### Exercise requirements:
Gather every line of the items below that contains the string "frame", and copy each such line in full.
────────────────
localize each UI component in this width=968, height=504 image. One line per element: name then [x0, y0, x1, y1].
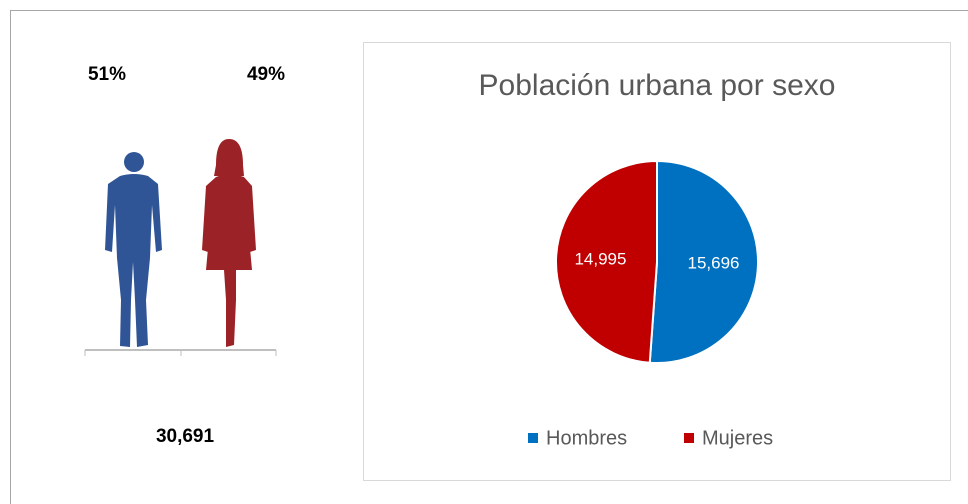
legend-swatch — [684, 433, 694, 443]
pie-slice — [648, 159, 759, 364]
men-percentage: 51% — [88, 64, 126, 85]
legend-swatch — [528, 433, 538, 443]
pie-slice — [555, 159, 658, 364]
woman-figure — [202, 139, 256, 347]
man-figure — [105, 152, 162, 347]
chart-title: Población urbana por sexo — [479, 69, 836, 102]
data-label: 15,696 — [688, 254, 740, 273]
data-label: 14,995 — [574, 249, 626, 268]
legend-label: Mujeres — [702, 427, 773, 449]
total: 30,691 — [156, 426, 215, 447]
legend-label: Hombres — [546, 427, 627, 449]
women-percentage: 49% — [247, 64, 285, 85]
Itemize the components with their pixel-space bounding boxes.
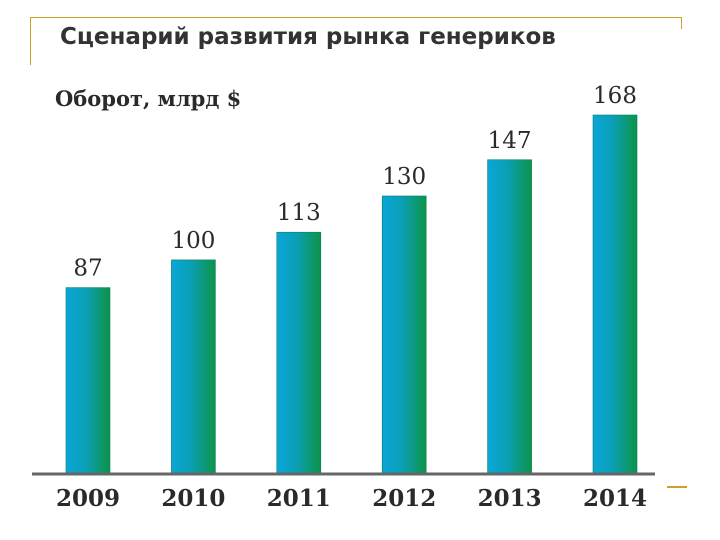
frame-right-rule [681,17,682,29]
y-axis-label: Оборот, млрд $ [55,86,242,111]
value-label-2013: 147 [488,128,532,154]
chart-title: Сценарий развития рынка генериков [60,24,556,50]
value-label-2012: 130 [382,164,426,190]
bar-2013 [487,159,532,474]
value-labels-group: 87 100 113 130 147 168 [73,83,637,282]
x-tick-labels-group: 2009 2010 2011 2012 2013 2014 [56,485,647,512]
x-tick-label-2012: 2012 [372,485,436,512]
bar-2009 [65,287,111,474]
value-label-2009: 87 [73,256,102,282]
corner-tick-rule [667,486,687,488]
bar-2014 [592,114,638,474]
bar-2011 [276,231,322,474]
x-tick-label-2011: 2011 [267,485,331,512]
bars-group [65,114,638,474]
value-label-2010: 100 [171,228,215,254]
value-label-2014: 168 [593,83,637,109]
x-tick-label-2009: 2009 [56,485,120,512]
bar-2010 [171,259,216,474]
bar-2012 [381,195,427,474]
frame-left-rule [30,17,31,65]
x-tick-label-2013: 2013 [478,485,542,512]
x-tick-label-2010: 2010 [161,485,225,512]
x-tick-label-2014: 2014 [583,485,647,512]
value-label-2011: 113 [277,200,321,226]
frame-top-rule [30,17,682,18]
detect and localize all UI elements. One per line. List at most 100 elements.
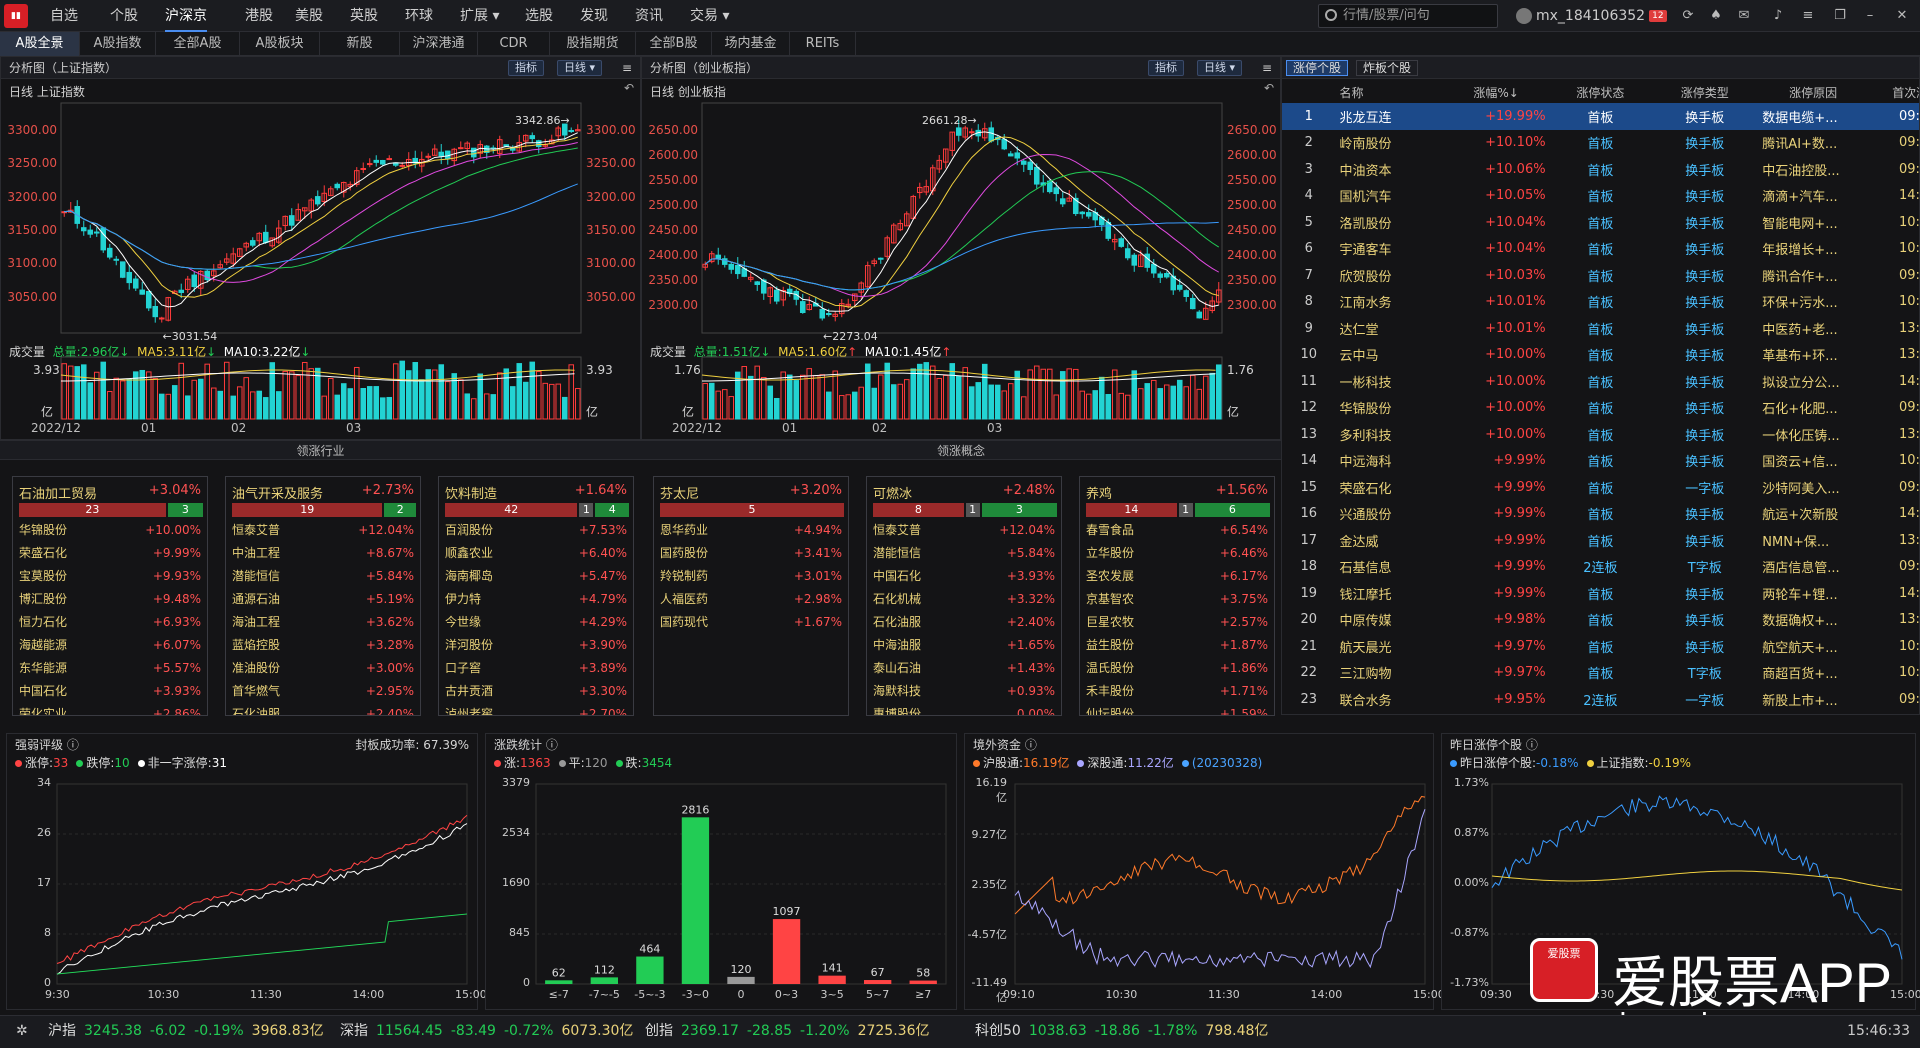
sector-stock-row[interactable]: 海默科技 +0.93%: [873, 680, 1055, 703]
sector-stock-row[interactable]: 海油工程 +3.62%: [232, 611, 414, 634]
info-icon[interactable]: ⓘ: [545, 738, 558, 752]
index-quote-kc[interactable]: 科创50 1038.63 -18.86 -1.78% 798.48亿: [975, 1016, 1268, 1046]
sector-stock-row[interactable]: 荣化实业 +2.86%: [19, 703, 201, 715]
sector-stock-row[interactable]: 石化油服 +2.40%: [873, 611, 1055, 634]
sector-stock-row[interactable]: 洋河股份 +3.90%: [445, 634, 627, 657]
menu-icon[interactable]: ≡: [1802, 8, 1814, 23]
sector-stock-row[interactable]: 宝莫股份 +9.93%: [19, 565, 201, 588]
nav-item-4[interactable]: 美股: [295, 8, 323, 24]
sector-stock-row[interactable]: 春雪食品 +6.54%: [1086, 519, 1268, 542]
sector-stock-row[interactable]: 今世缘 +4.29%: [445, 611, 627, 634]
sector-stock-row[interactable]: 中国石化 +3.93%: [19, 680, 201, 703]
nav-item-9[interactable]: 发现: [580, 8, 608, 24]
sector-stock-row[interactable]: 恒泰艾普 +12.04%: [232, 519, 414, 542]
column-header[interactable]: 涨停状态: [1576, 85, 1625, 100]
sector-stock-row[interactable]: 禾丰股份 +1.71%: [1086, 680, 1268, 703]
mail-icon[interactable]: ✉: [1738, 8, 1750, 23]
sector-stock-row[interactable]: 顺鑫农业 +6.40%: [445, 542, 627, 565]
sector-stock-row[interactable]: 海越能源 +6.07%: [19, 634, 201, 657]
subtab-7[interactable]: 股指期货: [550, 32, 636, 56]
nav-item-3[interactable]: 港股: [245, 8, 273, 24]
indicator-button[interactable]: 指标: [1148, 60, 1184, 76]
sector-card[interactable]: 可燃冰 +2.48% 8 1 3 恒泰艾普 +12.04% 潜能恒信 +5.84% 中国石化 +3.…: [866, 476, 1062, 716]
column-header[interactable]: 首次涨停时间: [1892, 85, 1919, 100]
sector-stock-row[interactable]: 准油股份 +3.00%: [232, 657, 414, 680]
subtab-8[interactable]: 全部B股: [636, 32, 712, 56]
gem-kline-chart[interactable]: 2661.28→ ←2273.04: [701, 102, 1223, 343]
nav-item-11[interactable]: 交易 ▾: [690, 8, 730, 24]
restore-icon[interactable]: ❐: [1834, 8, 1846, 23]
index-quote-cy[interactable]: 创指 2369.17 -28.85 -1.20% 2725.36亿: [645, 1016, 929, 1046]
limit-tab-1[interactable]: 炸板个股: [1356, 60, 1419, 76]
search-input[interactable]: 行情/股票/问句: [1318, 4, 1498, 28]
sector-stock-row[interactable]: 京基智农 +3.75%: [1086, 588, 1268, 611]
subtab-2[interactable]: 全部A股: [156, 32, 240, 56]
sector-card[interactable]: 养鸡 +1.56% 14 1 6 春雪食品 +6.54% 立华股份 +6.46% 圣农发展 +6.1…: [1079, 476, 1275, 716]
sector-stock-row[interactable]: 立华股份 +6.46%: [1086, 542, 1268, 565]
back-icon[interactable]: ↶: [623, 81, 634, 95]
sector-stock-row[interactable]: 羚锐制药 +3.01%: [660, 565, 842, 588]
nav-item-6[interactable]: 环球: [405, 8, 433, 24]
column-header[interactable]: 涨停类型: [1680, 85, 1729, 100]
nav-item-8[interactable]: 选股: [525, 8, 553, 24]
nav-item-10[interactable]: 资讯: [635, 8, 663, 24]
sector-stock-row[interactable]: 博汇股份 +9.48%: [19, 588, 201, 611]
sector-stock-row[interactable]: 恩华药业 +4.94%: [660, 519, 842, 542]
column-header[interactable]: 名称: [1339, 85, 1364, 100]
sector-stock-row[interactable]: 人福医药 +2.98%: [660, 588, 842, 611]
sector-stock-row[interactable]: 益生股份 +1.87%: [1086, 634, 1268, 657]
sector-stock-row[interactable]: 圣农发展 +6.17%: [1086, 565, 1268, 588]
info-icon[interactable]: ⓘ: [66, 738, 79, 752]
subtab-10[interactable]: REITs: [790, 32, 856, 56]
subtab-1[interactable]: A股指数: [80, 32, 156, 56]
info-icon[interactable]: ⓘ: [1525, 738, 1538, 752]
minimize-icon[interactable]: –: [1866, 8, 1874, 23]
index-quote-sz[interactable]: 深指 11564.45 -83.49 -0.72% 6073.30亿: [340, 1016, 633, 1046]
subtab-9[interactable]: 场内基金: [712, 32, 790, 56]
info-icon[interactable]: ⓘ: [1024, 738, 1037, 752]
subtab-4[interactable]: 新股: [320, 32, 400, 56]
sector-stock-row[interactable]: 泸州老窖 +2.70%: [445, 703, 627, 715]
indicator-button[interactable]: 指标: [508, 60, 544, 76]
sector-stock-row[interactable]: 潜能恒信 +5.84%: [873, 542, 1055, 565]
sector-stock-row[interactable]: 百润股份 +7.53%: [445, 519, 627, 542]
menu-icon[interactable]: ≡: [621, 61, 632, 75]
sector-stock-row[interactable]: 通源石油 +5.19%: [232, 588, 414, 611]
close-icon[interactable]: ✕: [1896, 8, 1908, 23]
column-header[interactable]: 涨幅%↓: [1473, 85, 1519, 100]
sector-card[interactable]: 油气开采及服务 +2.73% 19 2 恒泰艾普 +12.04% 中油工程 +8.67% 潜能恒…: [225, 476, 421, 716]
settings-icon[interactable]: ✲: [16, 1023, 28, 1039]
sector-stock-row[interactable]: 泰山石油 +1.43%: [873, 657, 1055, 680]
sector-card[interactable]: 芬太尼 +3.20% 5 恩华药业 +4.94% 国药股份 +3.41% 羚锐制药 +3.01%…: [653, 476, 849, 716]
nav-item-1[interactable]: 个股: [110, 8, 138, 24]
menu-icon[interactable]: ≡: [1261, 61, 1272, 75]
sh-kline-chart[interactable]: 3342.86→ ←3031.54: [60, 102, 582, 343]
nav-item-2[interactable]: 沪深京: [165, 0, 207, 32]
back-icon[interactable]: ↶: [1263, 81, 1274, 95]
shirt-icon[interactable]: ♠: [1710, 8, 1722, 23]
column-header[interactable]: [1282, 81, 1336, 103]
sector-stock-row[interactable]: 石化机械 +3.32%: [873, 588, 1055, 611]
sector-stock-row[interactable]: 潜能恒信 +5.84%: [232, 565, 414, 588]
sector-stock-row[interactable]: 古井贡酒 +3.30%: [445, 680, 627, 703]
sector-stock-row[interactable]: 伊力特 +4.79%: [445, 588, 627, 611]
sector-stock-row[interactable]: 蓝焰控股 +3.28%: [232, 634, 414, 657]
user-account[interactable]: mx_184106352 12: [1516, 0, 1667, 32]
sector-stock-row[interactable]: 华锦股份 +10.00%: [19, 519, 201, 542]
sector-stock-row[interactable]: 口子窖 +3.89%: [445, 657, 627, 680]
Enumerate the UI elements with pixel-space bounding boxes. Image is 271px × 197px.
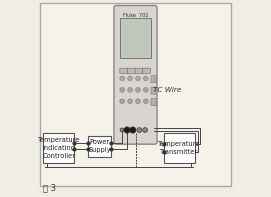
────────────────
### The completed task:
frame-right-rule [681,17,682,29]
frame-left-rule [30,17,31,65]
frame-top-rule [30,17,682,18]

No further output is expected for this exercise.